* [TASK REQUIREMENTS]:
Without further comment, state how many lines in the listing below contain the word "check".

* [RECORD SET]:
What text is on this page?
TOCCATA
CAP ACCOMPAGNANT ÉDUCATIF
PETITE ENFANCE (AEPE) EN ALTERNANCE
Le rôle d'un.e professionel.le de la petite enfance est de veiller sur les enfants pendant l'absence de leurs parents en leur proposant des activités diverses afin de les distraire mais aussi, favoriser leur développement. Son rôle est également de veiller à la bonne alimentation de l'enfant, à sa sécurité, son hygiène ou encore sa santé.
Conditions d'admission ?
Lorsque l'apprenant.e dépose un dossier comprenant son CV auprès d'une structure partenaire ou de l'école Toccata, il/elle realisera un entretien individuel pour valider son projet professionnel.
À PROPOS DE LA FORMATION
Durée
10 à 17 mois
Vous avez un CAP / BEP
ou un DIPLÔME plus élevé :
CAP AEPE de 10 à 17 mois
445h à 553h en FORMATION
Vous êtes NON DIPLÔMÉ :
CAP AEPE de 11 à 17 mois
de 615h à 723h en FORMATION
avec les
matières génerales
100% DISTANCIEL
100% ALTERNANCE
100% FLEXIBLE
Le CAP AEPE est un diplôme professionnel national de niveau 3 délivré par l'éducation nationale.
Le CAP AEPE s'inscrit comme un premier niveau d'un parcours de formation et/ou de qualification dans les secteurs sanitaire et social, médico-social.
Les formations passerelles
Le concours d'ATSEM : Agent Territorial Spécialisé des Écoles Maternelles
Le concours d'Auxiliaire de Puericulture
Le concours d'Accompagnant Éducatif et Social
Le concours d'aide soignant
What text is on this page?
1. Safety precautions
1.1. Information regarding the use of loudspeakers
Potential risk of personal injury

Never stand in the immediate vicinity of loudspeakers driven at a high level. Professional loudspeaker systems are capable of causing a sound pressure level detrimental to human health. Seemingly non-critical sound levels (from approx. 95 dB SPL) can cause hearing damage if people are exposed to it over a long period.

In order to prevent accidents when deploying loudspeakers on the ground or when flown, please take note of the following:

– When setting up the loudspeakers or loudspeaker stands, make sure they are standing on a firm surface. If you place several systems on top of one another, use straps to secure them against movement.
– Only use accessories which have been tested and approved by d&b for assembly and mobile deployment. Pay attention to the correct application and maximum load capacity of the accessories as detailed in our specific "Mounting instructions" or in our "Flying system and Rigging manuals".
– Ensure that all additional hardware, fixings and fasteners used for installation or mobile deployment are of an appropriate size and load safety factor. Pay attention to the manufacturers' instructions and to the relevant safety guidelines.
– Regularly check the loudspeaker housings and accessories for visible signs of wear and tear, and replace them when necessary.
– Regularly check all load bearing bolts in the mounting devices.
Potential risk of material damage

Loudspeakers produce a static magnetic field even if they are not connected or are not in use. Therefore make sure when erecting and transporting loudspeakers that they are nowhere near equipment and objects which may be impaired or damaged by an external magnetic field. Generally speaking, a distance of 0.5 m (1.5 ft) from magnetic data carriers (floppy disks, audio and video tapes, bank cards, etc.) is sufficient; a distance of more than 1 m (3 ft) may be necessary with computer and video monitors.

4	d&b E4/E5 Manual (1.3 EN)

* [ANSWER TO THIS EXERCISE]:
2